--- begin Records ---

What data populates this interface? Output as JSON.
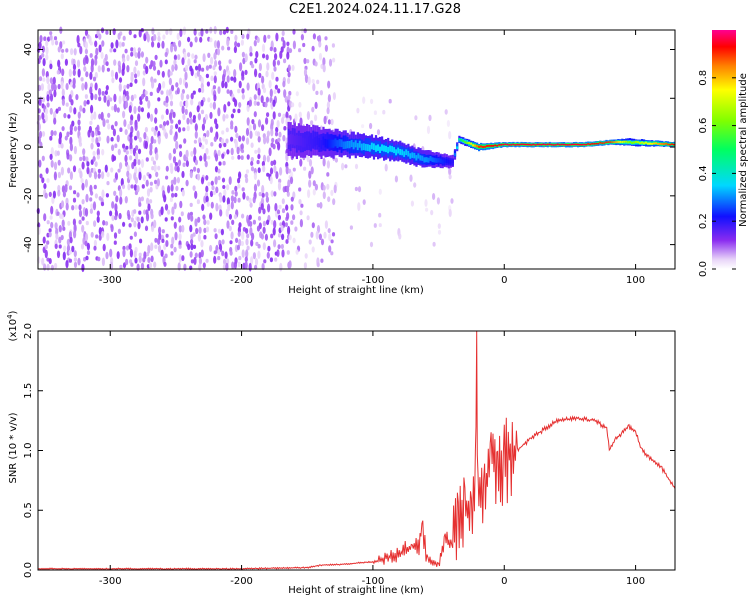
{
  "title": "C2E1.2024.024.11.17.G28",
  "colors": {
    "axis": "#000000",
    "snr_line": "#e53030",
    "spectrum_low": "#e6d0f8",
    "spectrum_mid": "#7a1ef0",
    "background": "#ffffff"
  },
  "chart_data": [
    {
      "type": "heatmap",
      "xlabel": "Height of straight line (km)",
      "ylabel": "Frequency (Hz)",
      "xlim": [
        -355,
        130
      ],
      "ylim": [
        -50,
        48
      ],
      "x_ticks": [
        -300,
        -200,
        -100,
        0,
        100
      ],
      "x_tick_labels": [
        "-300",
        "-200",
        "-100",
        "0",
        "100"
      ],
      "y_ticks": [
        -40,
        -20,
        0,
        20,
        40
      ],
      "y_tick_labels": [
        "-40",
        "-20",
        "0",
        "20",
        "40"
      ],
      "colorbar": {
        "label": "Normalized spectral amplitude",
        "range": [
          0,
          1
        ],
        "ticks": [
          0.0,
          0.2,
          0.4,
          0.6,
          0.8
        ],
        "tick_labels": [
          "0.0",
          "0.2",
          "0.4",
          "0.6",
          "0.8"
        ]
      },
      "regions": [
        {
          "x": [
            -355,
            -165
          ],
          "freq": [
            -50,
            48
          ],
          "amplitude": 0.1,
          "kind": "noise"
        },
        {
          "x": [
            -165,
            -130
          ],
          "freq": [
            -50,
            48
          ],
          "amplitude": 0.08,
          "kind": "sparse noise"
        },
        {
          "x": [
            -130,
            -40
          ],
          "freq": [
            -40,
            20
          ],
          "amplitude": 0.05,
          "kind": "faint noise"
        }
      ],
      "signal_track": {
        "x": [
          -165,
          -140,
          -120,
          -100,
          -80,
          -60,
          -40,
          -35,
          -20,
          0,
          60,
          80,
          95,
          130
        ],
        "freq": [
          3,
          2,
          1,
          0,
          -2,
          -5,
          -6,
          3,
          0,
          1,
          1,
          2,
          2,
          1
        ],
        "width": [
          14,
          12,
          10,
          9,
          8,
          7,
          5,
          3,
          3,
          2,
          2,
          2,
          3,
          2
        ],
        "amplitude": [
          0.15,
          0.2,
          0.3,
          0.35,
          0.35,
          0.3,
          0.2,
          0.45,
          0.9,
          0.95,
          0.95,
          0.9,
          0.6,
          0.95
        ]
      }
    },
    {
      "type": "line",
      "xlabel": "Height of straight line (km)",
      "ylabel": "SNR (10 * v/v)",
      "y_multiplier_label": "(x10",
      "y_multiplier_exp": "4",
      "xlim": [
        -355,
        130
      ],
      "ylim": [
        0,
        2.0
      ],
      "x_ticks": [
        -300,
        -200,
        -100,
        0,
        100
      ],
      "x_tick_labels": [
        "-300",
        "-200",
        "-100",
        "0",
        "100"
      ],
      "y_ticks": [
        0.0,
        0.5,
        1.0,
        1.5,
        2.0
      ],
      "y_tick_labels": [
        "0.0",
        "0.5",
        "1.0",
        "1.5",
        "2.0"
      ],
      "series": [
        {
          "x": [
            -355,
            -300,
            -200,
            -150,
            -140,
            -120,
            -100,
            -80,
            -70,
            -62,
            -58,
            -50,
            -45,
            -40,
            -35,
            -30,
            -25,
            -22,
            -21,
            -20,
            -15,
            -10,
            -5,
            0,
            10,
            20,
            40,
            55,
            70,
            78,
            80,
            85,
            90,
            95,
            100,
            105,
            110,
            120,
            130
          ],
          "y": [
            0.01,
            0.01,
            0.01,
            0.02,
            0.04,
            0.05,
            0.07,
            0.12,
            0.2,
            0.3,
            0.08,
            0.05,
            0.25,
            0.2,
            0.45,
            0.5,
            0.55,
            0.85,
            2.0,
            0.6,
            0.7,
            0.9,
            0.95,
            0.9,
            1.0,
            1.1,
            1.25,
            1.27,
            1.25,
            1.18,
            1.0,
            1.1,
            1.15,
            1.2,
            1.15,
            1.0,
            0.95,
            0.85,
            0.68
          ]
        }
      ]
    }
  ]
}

--- end Records ---
--- begin Records ---

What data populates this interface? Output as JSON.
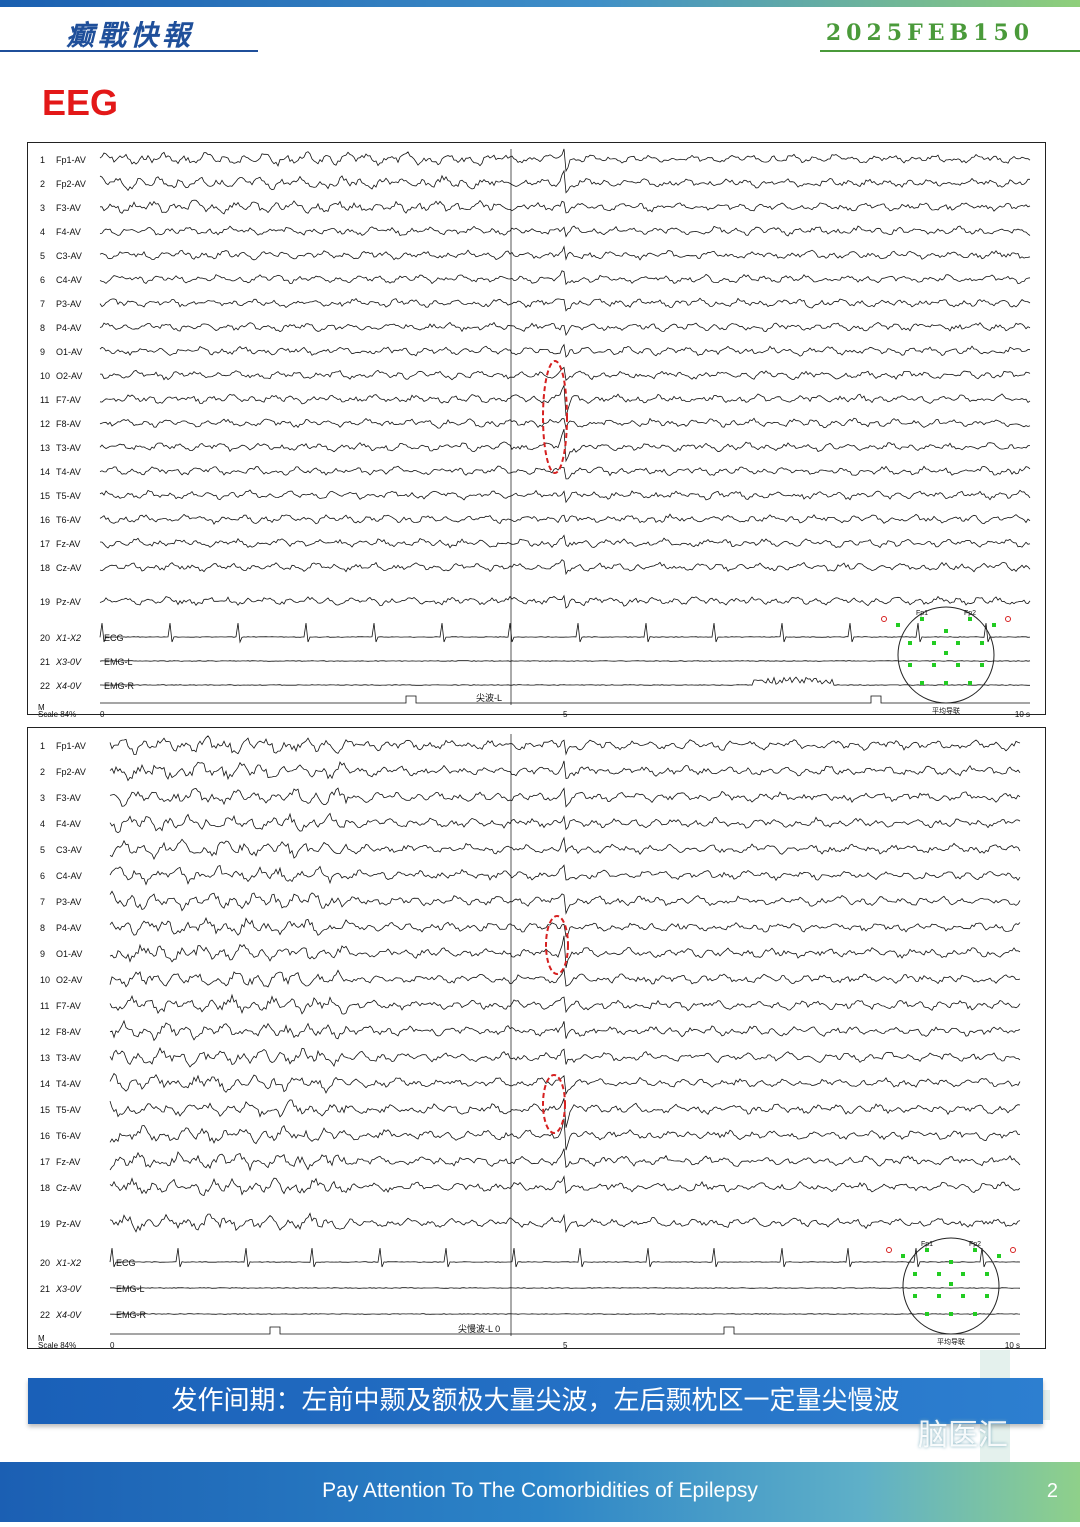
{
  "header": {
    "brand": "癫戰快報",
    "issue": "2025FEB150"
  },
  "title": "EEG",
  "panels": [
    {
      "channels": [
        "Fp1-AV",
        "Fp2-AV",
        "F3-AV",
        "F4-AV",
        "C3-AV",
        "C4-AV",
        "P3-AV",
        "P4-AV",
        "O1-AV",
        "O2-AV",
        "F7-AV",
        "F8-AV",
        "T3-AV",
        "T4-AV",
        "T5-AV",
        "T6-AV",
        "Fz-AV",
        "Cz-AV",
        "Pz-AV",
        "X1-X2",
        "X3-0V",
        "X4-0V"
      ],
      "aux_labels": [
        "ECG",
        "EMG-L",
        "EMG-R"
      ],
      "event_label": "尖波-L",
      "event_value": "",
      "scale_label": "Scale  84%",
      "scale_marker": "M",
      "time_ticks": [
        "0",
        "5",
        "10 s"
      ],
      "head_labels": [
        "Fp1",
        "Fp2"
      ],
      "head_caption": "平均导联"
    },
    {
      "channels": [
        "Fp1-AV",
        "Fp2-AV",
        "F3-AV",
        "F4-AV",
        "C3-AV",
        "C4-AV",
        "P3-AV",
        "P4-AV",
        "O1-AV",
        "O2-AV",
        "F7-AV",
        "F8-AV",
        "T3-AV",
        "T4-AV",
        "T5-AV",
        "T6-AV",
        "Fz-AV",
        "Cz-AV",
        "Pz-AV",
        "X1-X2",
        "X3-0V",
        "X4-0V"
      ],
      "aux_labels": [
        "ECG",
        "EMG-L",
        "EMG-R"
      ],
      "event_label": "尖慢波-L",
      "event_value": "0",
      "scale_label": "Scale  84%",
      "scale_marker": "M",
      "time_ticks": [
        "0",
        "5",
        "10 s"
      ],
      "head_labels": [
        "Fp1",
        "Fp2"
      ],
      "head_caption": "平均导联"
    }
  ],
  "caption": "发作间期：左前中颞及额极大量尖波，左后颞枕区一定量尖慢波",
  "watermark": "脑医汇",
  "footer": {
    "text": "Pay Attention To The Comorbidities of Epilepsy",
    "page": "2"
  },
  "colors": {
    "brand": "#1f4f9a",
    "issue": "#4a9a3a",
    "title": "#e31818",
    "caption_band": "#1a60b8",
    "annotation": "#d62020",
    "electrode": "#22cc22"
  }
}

--- end Records ---
--- begin Records ---

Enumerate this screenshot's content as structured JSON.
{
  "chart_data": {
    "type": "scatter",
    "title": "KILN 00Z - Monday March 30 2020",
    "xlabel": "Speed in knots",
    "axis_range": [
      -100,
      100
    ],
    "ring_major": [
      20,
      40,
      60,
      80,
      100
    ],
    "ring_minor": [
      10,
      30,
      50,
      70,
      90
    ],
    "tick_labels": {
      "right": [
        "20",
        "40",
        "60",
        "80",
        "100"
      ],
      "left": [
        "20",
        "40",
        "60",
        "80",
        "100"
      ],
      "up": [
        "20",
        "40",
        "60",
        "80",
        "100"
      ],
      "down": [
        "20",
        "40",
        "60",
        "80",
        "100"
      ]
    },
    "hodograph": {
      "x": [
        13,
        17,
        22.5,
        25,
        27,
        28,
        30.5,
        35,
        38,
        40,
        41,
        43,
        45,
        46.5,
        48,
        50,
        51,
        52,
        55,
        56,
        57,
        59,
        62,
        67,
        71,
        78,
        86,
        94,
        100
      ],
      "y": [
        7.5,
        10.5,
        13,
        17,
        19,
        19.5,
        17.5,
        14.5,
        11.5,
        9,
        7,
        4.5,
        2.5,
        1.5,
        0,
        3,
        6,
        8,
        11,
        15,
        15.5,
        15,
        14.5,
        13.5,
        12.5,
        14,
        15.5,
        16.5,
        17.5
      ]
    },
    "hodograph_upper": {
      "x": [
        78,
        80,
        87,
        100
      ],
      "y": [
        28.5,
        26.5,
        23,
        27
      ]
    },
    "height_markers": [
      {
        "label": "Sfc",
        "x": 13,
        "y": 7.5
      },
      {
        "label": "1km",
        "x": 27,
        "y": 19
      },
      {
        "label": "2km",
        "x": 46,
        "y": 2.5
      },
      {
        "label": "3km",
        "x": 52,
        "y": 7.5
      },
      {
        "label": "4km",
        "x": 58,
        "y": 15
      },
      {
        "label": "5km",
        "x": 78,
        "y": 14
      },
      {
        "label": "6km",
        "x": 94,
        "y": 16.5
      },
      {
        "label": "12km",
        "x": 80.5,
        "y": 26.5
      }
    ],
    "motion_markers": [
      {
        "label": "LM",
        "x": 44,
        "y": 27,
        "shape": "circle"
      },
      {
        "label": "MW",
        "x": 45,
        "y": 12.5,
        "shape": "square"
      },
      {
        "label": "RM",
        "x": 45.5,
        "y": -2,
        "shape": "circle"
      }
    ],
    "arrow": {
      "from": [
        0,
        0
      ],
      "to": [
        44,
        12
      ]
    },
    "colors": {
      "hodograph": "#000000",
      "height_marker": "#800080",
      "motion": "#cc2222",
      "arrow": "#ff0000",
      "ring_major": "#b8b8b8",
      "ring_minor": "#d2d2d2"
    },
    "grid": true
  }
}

--- end Records ---

Directions: Among the lines above, how many contain the string "kind"? State the number alone.

Expected answer: 3